• PROMPT A:
In the excerpt on Stephen Miran's speech, put this sentence into Spanish: "Miran's framework is also tied to Trump policies, but he makes the case that they are disinflationary."
• PROMPT B:
Write the next few sentences of the piece on Stephen Miran's speech, picking up right after its last sentence.

• EXCERPT:
--

Trump's Fed governor appointee, Stephen Miran, gave a detailed speech today at the Economic Club of New York.
 
As we discussed last week following the Fed decision, he was the lone dissenter, voting for a 50 basis point cut.  And he was obviously the low dot on the Fed's dot plot – which suggested he is pushing for a fast recalibration, to get the policy rate near the neutral level.
 
With that, today he laid out why he believes the appropriate Fed Funds rate is in the mid-2s — roughly 200 basis points lower
 
Up to last Wednesday, the Fed's pause in the easing cycle has been driven by Trump policies — specifically, the Fed's assumptions that tariffs would be inflationary
 
Miran's framework is also tied to Trump policies, but he makes the case that they are disinflationary.
 
On immigration, he thinks we could see net outflow of as many as 2 million illegal immigrants by year end.  Lower population growth leads to lower labor force growth which, as he says, has historically resulted in a low neutral rate (i.e. the policy rate that is neither restrictive nor stimulative).
 
On tariff revenue, which is tracking well north of $300 billion/year (representing about 1% of GDP), he cites a study that estimates each percentage point reduction in the deficit-to-GDP reduces the neutral rate by 4/10ths of a percent.

--

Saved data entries
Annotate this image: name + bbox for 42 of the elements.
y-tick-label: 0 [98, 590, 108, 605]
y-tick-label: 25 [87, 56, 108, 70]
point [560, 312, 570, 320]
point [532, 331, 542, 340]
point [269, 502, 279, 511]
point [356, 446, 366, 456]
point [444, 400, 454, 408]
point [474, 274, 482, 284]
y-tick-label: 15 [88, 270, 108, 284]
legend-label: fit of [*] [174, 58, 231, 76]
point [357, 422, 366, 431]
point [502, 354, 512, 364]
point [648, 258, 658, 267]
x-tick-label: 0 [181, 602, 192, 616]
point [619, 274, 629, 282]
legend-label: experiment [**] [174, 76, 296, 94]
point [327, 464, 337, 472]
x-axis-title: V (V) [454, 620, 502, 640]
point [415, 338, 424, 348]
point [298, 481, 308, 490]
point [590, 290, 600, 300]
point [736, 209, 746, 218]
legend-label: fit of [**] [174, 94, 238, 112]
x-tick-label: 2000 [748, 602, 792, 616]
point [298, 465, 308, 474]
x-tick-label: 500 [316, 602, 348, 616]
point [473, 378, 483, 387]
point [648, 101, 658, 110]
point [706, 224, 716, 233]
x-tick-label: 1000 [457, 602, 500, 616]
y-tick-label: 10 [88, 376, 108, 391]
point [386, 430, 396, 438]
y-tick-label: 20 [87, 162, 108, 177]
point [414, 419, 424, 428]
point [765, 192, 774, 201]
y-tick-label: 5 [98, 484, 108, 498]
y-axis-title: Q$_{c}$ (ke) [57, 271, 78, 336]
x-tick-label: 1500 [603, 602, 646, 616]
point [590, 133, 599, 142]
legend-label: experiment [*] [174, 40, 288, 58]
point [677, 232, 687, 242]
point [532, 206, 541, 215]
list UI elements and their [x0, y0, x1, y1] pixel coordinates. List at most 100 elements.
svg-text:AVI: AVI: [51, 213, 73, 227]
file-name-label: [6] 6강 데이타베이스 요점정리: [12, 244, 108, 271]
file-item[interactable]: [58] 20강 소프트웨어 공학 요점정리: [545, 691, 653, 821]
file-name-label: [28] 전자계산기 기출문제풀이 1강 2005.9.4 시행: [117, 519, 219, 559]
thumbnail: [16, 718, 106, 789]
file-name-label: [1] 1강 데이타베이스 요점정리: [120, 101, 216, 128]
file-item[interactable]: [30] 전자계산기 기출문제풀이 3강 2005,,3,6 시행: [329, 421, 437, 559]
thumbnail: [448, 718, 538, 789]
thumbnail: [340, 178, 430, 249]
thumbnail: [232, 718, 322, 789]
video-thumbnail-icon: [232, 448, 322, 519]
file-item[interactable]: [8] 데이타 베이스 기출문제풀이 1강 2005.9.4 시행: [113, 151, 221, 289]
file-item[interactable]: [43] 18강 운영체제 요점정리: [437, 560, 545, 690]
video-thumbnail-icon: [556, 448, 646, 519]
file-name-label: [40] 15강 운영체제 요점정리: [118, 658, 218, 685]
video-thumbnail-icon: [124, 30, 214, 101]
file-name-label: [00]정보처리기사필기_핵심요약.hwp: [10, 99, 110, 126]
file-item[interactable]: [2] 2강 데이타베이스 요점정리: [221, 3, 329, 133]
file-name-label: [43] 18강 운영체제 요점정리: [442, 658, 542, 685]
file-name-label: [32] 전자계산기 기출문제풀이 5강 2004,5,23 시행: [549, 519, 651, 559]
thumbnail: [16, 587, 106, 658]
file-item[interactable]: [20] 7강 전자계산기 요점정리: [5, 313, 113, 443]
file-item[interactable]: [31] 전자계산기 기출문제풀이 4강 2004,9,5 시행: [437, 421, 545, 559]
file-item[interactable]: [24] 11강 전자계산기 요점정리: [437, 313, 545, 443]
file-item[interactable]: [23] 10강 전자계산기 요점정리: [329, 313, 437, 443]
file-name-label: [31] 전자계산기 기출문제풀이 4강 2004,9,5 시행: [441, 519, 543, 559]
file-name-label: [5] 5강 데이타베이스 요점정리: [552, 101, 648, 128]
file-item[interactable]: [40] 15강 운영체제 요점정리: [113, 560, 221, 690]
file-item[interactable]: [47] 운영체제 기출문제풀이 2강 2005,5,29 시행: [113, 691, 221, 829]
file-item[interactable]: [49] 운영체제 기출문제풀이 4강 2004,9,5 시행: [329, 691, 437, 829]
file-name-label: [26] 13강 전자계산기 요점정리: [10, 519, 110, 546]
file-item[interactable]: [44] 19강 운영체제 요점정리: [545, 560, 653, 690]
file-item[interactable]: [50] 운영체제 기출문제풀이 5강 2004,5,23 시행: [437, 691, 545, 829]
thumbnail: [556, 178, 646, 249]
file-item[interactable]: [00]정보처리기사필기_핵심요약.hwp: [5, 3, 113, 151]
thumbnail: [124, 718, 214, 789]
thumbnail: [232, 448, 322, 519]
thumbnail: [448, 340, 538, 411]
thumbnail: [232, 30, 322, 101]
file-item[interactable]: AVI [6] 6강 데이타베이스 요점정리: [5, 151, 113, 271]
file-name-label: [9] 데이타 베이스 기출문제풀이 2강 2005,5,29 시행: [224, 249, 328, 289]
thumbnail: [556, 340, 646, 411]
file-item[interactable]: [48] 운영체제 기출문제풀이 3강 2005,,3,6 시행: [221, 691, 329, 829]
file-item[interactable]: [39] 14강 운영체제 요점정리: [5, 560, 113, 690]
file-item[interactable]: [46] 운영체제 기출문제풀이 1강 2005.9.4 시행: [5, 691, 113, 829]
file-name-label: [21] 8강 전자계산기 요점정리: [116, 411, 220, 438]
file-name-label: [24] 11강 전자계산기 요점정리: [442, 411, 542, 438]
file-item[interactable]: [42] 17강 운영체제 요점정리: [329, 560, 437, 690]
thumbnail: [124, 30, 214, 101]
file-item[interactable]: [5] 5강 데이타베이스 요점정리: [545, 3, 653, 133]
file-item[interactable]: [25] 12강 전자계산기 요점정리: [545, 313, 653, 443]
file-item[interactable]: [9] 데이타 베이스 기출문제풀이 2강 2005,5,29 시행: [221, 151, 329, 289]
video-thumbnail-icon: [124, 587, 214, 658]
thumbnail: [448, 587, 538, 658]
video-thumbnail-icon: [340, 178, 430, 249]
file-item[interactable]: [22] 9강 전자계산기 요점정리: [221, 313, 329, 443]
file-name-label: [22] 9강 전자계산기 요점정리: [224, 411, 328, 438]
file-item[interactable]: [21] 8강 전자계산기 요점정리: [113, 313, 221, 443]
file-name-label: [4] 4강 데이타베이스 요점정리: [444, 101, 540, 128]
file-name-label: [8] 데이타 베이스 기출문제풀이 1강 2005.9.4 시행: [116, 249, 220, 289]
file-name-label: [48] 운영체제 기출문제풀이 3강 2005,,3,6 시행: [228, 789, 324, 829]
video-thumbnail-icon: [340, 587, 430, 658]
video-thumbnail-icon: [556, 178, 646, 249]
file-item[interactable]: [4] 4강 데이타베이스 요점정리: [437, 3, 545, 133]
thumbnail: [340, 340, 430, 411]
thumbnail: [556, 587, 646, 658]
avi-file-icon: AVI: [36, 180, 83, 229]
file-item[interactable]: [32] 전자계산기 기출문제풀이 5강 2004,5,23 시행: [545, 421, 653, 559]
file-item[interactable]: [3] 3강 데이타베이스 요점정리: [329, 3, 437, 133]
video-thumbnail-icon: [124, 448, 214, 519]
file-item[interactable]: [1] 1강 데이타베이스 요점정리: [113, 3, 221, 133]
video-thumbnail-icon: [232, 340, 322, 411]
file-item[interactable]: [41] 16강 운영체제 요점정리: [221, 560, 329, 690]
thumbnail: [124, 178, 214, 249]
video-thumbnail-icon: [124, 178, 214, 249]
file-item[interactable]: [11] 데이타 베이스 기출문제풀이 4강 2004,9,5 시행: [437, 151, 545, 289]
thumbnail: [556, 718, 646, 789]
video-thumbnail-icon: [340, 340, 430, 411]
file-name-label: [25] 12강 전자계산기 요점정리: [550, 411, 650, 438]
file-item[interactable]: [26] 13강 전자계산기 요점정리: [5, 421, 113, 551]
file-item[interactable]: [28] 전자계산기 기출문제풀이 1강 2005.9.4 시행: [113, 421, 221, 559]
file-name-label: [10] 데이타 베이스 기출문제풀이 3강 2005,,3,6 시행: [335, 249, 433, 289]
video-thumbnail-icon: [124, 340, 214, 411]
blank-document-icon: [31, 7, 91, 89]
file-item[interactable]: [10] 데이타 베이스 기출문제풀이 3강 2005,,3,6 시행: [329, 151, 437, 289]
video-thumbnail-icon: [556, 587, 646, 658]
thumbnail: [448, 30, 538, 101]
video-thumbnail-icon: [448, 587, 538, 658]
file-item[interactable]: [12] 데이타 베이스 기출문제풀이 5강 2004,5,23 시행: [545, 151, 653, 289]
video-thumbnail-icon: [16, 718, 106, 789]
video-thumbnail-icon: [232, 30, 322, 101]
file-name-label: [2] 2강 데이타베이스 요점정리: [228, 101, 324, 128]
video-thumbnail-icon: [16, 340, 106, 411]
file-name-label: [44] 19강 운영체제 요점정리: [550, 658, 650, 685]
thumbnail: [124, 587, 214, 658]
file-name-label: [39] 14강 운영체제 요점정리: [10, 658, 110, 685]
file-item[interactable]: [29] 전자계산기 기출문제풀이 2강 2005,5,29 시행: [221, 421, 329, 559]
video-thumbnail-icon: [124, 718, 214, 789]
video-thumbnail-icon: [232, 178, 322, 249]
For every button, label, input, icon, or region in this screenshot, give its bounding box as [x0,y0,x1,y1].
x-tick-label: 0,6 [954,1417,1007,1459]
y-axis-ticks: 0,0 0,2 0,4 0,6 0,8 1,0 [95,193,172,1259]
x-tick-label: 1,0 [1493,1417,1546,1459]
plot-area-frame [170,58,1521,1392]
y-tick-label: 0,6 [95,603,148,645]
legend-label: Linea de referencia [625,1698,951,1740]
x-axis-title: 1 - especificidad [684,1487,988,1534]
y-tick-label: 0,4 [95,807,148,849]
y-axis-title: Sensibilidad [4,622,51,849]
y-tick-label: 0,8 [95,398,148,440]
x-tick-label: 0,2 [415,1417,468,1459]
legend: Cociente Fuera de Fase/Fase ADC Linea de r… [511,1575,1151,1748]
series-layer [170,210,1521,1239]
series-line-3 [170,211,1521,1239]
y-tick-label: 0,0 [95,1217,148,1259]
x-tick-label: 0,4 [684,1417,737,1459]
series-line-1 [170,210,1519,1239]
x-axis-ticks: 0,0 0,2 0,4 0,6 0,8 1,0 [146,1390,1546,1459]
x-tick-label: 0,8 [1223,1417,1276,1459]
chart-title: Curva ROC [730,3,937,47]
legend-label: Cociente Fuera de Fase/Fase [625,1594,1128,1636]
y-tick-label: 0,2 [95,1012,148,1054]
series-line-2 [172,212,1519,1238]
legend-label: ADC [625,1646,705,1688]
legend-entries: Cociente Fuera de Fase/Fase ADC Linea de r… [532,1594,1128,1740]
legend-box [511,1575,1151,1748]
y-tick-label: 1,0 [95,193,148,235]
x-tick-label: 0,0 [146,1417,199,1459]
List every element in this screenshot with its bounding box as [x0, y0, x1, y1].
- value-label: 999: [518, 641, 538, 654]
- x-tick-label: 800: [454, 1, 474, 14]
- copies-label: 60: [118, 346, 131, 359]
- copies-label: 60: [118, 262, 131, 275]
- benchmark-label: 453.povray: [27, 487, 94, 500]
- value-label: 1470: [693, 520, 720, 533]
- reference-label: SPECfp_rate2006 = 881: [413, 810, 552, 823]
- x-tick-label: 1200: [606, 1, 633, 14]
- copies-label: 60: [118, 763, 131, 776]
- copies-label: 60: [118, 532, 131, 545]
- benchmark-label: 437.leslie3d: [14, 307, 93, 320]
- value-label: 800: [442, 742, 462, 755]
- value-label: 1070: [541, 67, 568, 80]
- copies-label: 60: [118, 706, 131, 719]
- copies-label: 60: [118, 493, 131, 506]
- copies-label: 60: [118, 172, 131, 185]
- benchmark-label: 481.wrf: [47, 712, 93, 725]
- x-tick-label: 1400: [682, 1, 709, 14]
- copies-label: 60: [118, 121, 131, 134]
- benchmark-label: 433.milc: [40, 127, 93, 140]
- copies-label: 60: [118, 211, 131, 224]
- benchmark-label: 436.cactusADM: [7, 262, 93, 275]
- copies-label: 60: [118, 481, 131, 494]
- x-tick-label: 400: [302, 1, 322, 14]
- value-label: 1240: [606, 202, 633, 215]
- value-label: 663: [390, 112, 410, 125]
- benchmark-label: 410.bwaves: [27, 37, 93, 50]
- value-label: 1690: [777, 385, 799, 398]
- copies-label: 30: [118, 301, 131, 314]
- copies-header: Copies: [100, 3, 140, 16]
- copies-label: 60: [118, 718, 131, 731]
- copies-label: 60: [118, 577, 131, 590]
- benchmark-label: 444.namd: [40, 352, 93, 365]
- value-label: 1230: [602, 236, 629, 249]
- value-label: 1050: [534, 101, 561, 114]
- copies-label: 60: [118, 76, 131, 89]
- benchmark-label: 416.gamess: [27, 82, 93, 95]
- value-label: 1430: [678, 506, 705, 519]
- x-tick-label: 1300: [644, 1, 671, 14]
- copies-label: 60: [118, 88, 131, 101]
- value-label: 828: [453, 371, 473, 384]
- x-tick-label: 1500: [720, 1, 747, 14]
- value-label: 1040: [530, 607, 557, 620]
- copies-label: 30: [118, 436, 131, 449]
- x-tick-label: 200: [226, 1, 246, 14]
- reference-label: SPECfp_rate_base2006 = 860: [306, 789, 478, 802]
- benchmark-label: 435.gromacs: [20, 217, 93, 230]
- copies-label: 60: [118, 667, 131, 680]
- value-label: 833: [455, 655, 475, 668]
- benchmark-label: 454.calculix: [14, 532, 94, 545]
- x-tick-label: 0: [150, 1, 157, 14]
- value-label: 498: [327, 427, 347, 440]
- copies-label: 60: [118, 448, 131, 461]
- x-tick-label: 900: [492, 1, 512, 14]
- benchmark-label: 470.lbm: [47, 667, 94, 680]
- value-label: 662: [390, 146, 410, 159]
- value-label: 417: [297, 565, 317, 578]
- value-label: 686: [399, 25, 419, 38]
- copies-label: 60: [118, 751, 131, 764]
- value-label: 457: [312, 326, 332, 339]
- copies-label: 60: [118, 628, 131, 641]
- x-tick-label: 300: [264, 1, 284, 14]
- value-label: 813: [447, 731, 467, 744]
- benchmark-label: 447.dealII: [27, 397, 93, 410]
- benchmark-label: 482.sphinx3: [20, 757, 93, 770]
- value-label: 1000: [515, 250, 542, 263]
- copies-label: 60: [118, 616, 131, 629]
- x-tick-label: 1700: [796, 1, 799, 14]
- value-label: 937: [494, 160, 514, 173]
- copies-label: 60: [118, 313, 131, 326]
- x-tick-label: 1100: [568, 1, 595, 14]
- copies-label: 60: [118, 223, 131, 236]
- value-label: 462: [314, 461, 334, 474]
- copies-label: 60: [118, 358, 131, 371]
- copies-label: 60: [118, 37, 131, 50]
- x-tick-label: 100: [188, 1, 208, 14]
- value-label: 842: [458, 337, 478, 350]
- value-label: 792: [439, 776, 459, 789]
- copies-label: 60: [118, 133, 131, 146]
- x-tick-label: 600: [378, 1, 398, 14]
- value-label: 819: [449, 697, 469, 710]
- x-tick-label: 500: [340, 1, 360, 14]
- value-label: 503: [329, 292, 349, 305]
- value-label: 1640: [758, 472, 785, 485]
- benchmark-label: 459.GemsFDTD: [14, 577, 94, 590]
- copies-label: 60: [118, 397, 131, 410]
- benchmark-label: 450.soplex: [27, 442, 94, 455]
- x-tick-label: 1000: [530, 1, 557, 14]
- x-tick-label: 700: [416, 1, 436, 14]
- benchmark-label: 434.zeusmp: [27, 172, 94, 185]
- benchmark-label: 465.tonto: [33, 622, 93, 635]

--

• RESPONSE BOX A:
El marco de Miran también está vinculado a las políticas de Trump, pero él sostiene que son desinflacionarias.

• RESPONSE BOX B:
So, the Fed has been marking UP its projection for the long-run neutral rate, since the post-covid inflationary spike — moving it up to the current 3% level this year.  Miran's view on a much lower neutral rate would mean the Fed policy is even tighter than they think.
 
On inflation, he ties in de-immigration to falling rents, which have already been in negative year-over-year growth since the summer of 2023 — orange line below (private market data).  It just hasn't caught up in the stale government data yet — the blue line.  When it does, given the heavy weighting it gets in the inflation data, it will slash a full percentage point from CPI
 
 
With all of the above in mind, we've talked about the coming regime change at the Fed for several months.  It's starting with a powerful dissenting voice inside the Fed. 
 
This public analysis from Miran should give comfort to market bulls, and discomfort to the (relative) hawks at the Fed.